** start of Excerpted records **
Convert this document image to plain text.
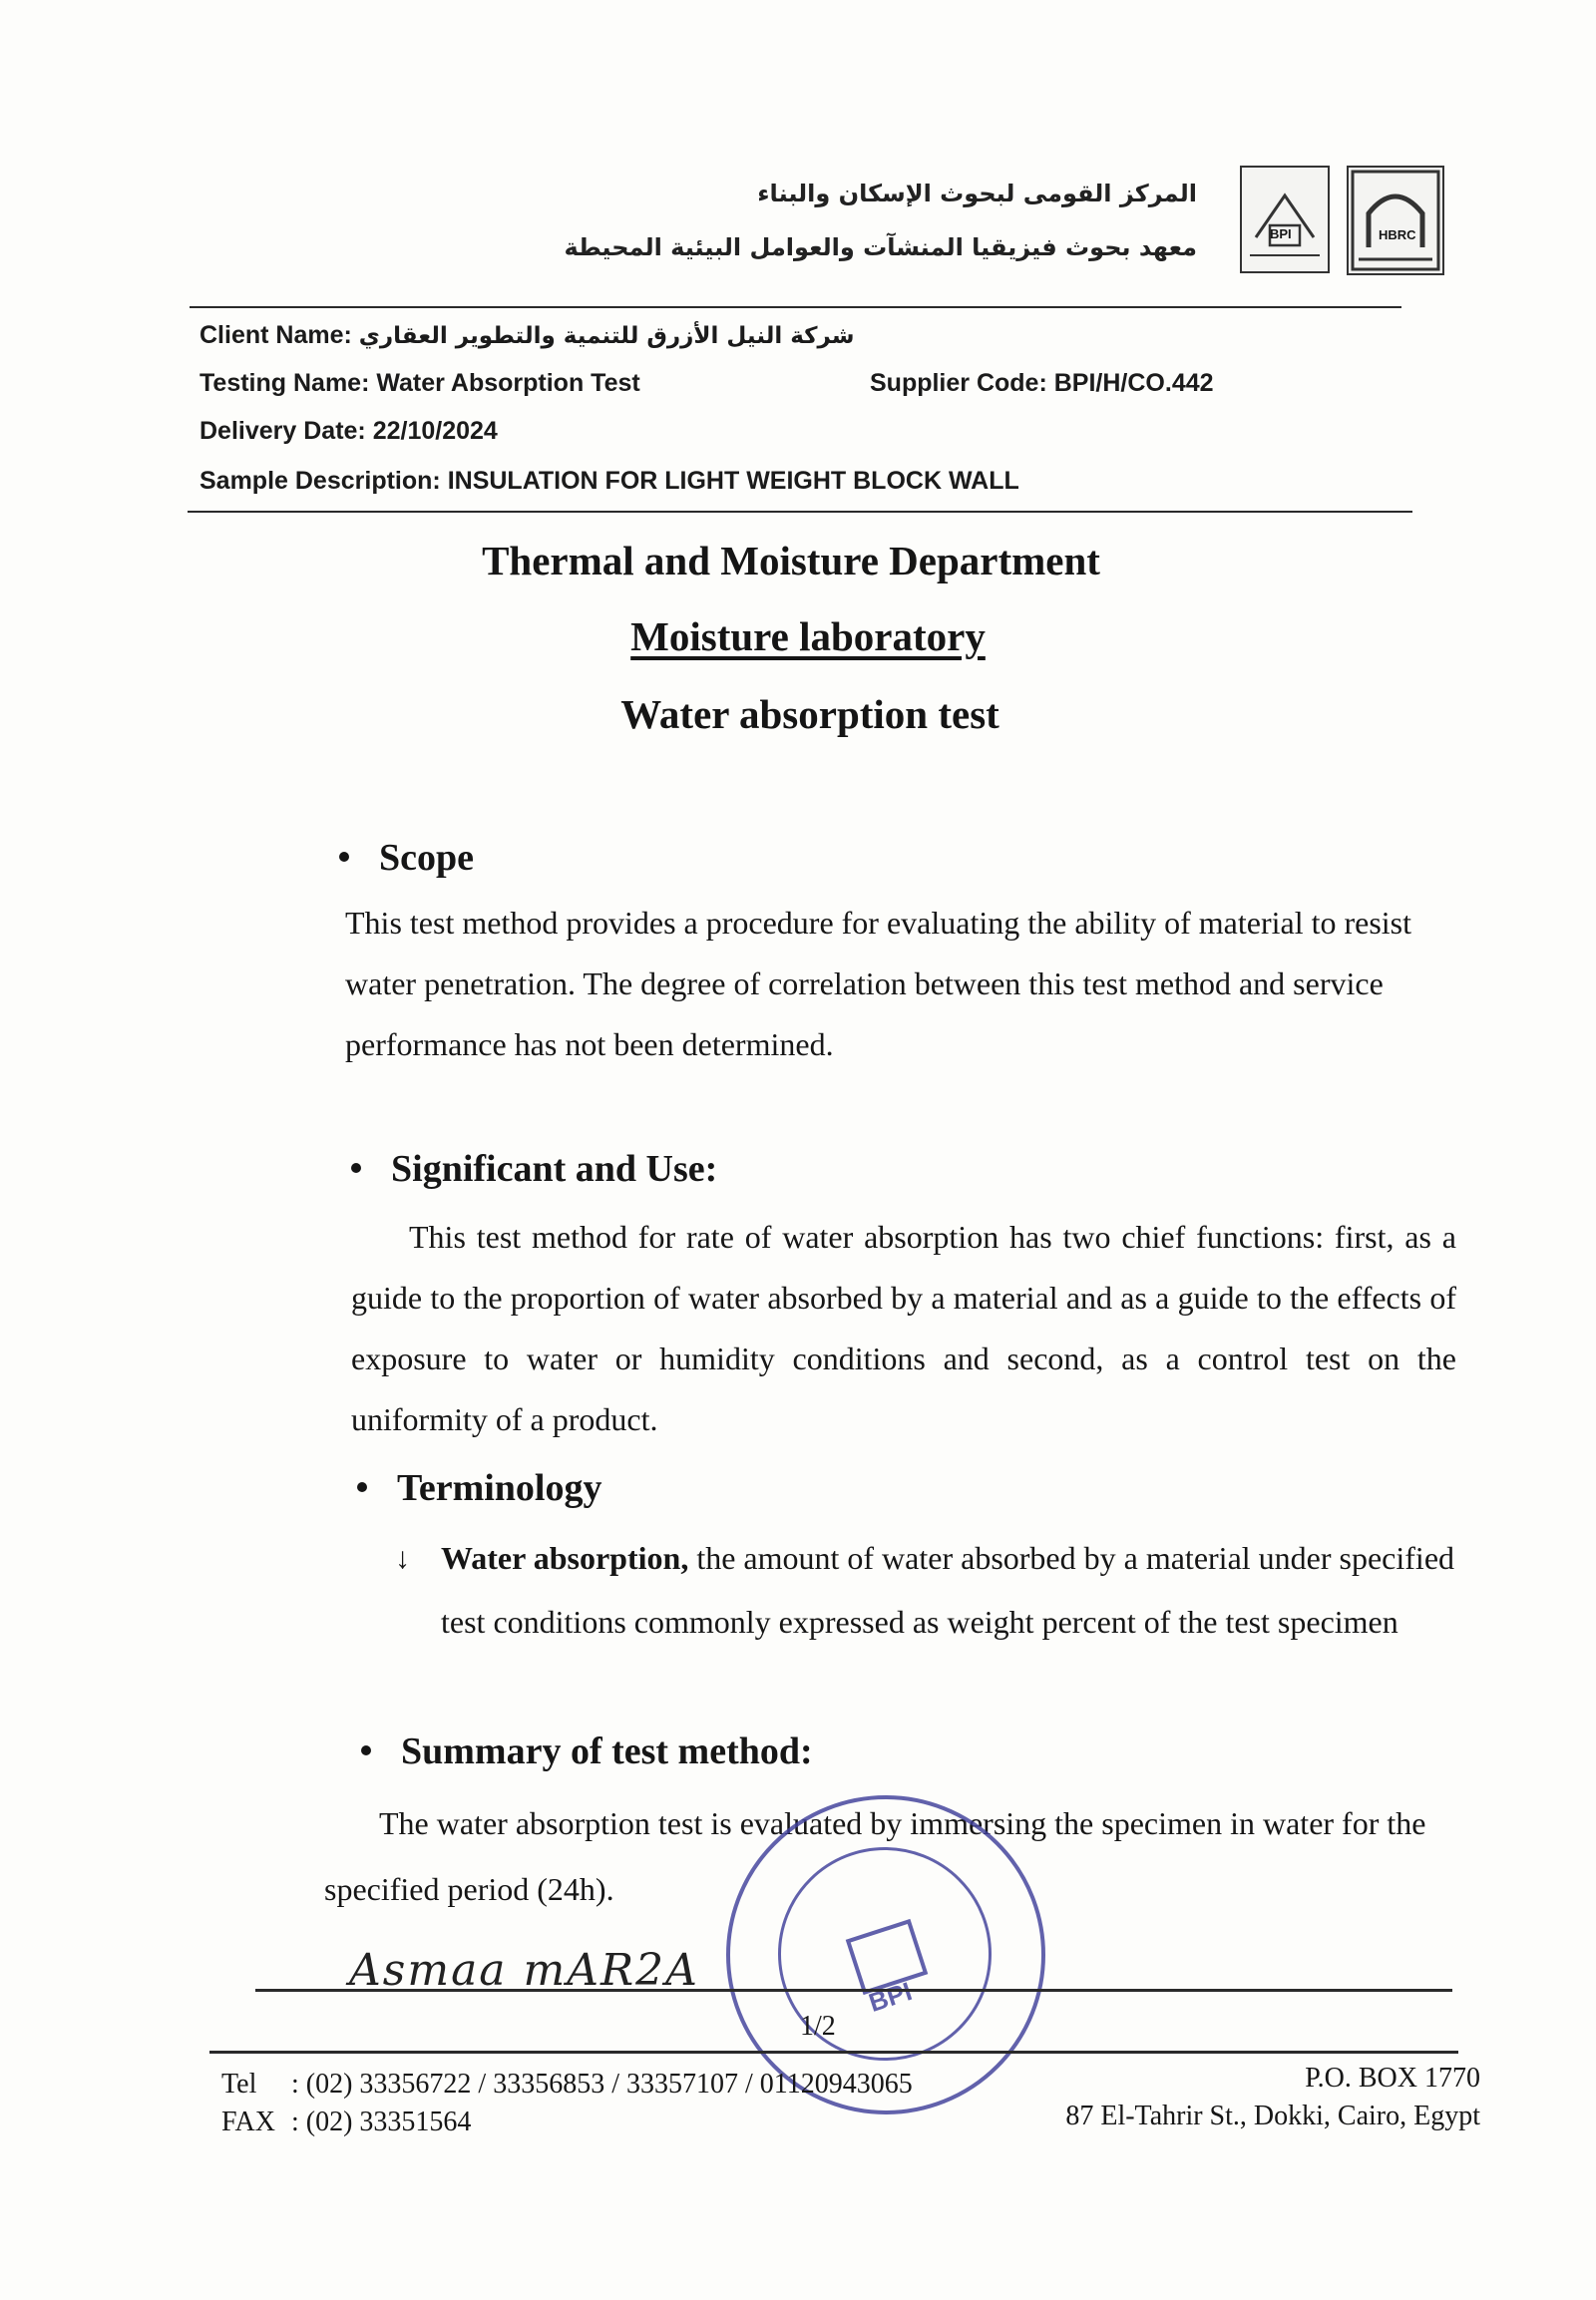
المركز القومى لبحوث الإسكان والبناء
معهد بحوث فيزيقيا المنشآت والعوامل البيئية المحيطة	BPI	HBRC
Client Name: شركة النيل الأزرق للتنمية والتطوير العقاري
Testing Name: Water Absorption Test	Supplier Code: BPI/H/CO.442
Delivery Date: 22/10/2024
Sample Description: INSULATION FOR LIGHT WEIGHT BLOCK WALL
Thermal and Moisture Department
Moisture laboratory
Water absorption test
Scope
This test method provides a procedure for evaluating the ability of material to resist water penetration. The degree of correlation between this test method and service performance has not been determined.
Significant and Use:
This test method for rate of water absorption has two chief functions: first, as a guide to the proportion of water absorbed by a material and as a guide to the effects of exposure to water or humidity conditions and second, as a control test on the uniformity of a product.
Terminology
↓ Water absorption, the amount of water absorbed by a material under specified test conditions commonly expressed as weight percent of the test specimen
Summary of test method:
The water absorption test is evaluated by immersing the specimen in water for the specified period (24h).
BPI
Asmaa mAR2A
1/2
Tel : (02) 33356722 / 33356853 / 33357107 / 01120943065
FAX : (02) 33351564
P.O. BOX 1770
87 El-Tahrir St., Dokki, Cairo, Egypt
** end of Excerpted records **
** start of Excerpted records **
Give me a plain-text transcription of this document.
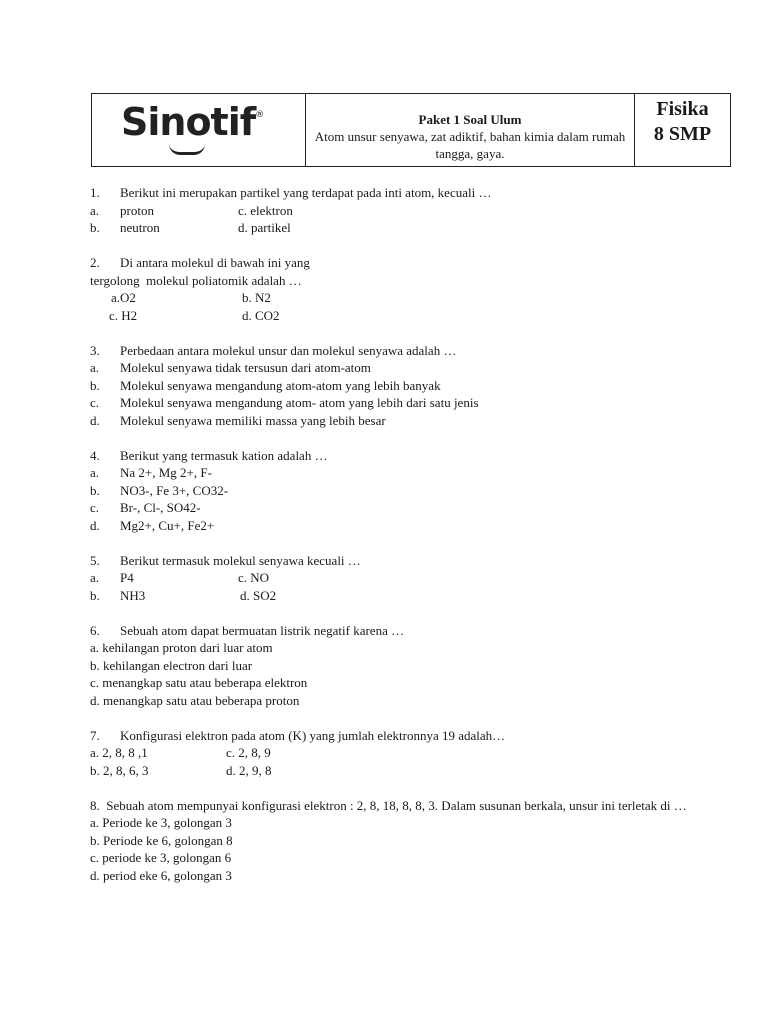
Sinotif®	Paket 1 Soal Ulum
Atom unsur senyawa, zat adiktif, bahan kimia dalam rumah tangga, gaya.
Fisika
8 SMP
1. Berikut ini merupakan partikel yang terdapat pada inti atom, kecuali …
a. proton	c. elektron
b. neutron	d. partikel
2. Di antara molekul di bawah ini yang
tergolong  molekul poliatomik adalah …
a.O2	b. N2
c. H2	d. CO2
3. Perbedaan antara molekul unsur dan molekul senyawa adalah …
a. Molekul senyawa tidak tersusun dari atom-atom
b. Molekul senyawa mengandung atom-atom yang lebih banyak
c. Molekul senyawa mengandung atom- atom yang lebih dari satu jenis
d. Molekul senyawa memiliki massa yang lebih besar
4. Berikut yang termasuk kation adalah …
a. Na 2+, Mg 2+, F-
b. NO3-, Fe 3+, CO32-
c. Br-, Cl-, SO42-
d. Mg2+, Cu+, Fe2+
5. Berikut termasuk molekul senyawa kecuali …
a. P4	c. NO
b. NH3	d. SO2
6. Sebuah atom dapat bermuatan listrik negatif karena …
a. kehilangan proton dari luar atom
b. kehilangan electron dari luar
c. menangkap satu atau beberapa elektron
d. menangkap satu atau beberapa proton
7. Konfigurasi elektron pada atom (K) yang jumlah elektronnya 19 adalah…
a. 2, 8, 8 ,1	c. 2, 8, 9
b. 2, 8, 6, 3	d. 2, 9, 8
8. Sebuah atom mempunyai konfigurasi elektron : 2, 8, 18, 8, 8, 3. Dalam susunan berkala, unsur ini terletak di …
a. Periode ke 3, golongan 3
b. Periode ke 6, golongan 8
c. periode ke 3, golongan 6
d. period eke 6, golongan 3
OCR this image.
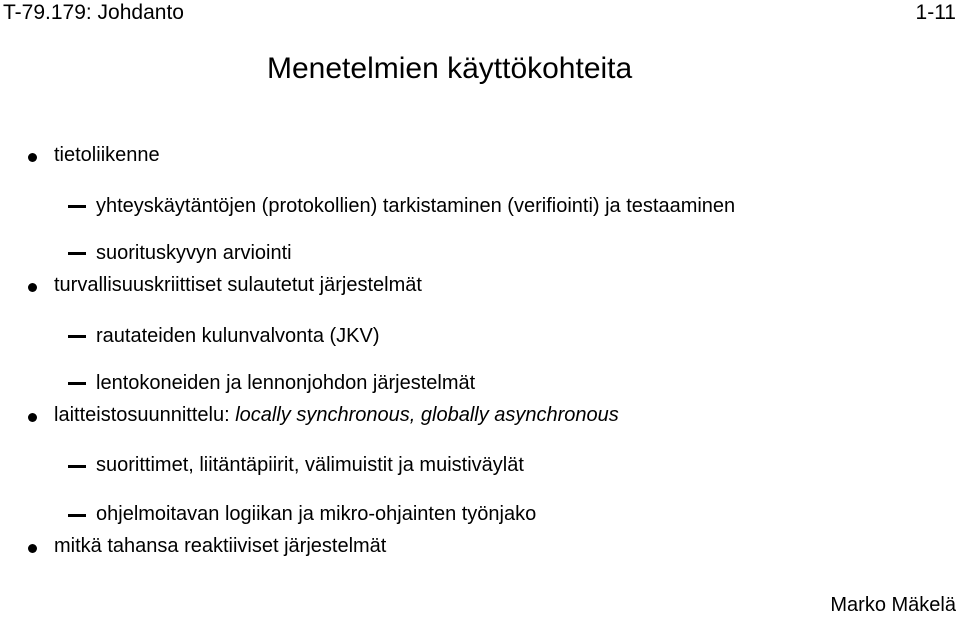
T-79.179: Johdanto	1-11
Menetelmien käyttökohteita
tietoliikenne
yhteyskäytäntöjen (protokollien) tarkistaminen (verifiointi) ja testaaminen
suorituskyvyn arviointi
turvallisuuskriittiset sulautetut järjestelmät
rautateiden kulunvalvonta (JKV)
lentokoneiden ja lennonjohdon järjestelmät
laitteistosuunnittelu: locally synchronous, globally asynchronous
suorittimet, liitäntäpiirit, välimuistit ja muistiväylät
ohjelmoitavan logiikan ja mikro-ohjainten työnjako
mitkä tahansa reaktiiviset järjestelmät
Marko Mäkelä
** end of Excerpted records **
** start of Excerpted records **
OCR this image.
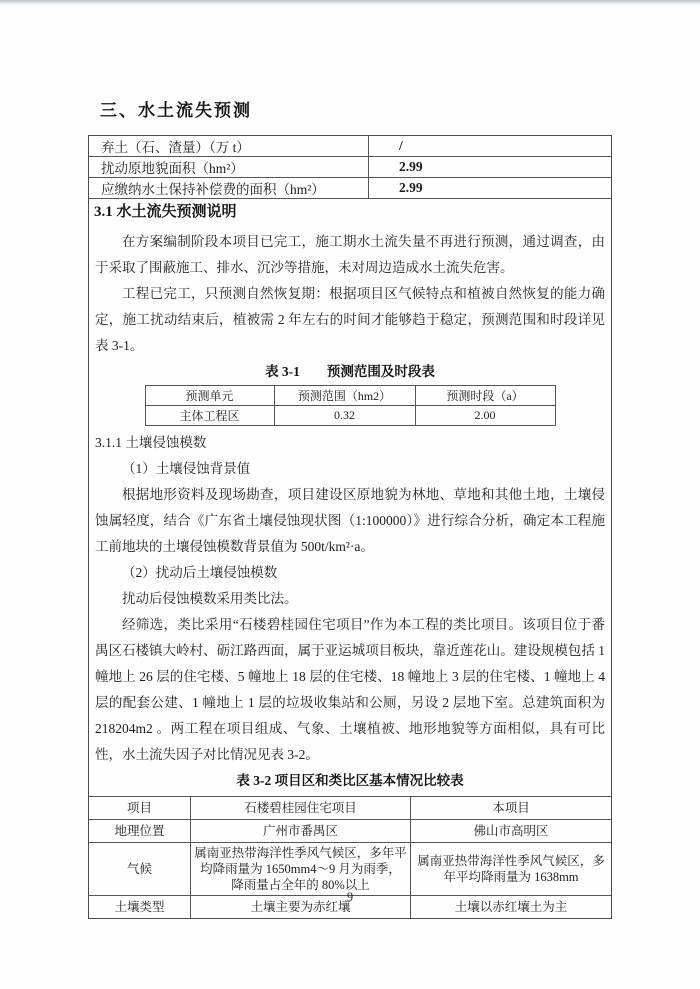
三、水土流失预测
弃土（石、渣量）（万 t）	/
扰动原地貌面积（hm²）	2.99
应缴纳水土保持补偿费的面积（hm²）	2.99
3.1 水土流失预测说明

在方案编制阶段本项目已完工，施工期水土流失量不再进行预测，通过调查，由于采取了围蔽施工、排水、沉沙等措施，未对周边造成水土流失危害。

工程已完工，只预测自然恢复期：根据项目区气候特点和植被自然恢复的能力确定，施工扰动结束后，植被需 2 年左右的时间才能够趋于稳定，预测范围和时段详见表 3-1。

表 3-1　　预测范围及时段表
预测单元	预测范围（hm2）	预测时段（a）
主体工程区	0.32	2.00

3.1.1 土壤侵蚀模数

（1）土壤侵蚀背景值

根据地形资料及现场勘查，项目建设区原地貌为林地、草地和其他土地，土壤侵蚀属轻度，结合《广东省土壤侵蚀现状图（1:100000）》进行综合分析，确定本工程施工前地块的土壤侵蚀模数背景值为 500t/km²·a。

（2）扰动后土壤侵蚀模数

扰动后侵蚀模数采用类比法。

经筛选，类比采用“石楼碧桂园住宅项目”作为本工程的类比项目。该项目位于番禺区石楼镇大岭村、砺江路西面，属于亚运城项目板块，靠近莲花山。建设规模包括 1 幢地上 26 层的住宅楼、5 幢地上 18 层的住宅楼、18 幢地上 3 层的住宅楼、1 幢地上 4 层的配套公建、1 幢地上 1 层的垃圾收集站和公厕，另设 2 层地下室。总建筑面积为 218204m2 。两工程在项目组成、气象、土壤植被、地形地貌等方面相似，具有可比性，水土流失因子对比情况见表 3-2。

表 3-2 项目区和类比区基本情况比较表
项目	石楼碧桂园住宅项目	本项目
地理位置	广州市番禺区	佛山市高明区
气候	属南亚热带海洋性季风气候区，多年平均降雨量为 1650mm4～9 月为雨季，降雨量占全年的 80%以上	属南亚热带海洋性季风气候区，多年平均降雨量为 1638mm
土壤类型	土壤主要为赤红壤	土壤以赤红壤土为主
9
** end of Excerpted records **
* **Aim**: Pull every line containing the word "specimen" out of the entries above.

* **Solved problem**:
↓ Water absorption, the amount of water absorbed by a material under specified test conditions commonly expressed as weight percent of the test specimen
The water absorption test is evaluated by immersing the specimen in water for the specified period (24h).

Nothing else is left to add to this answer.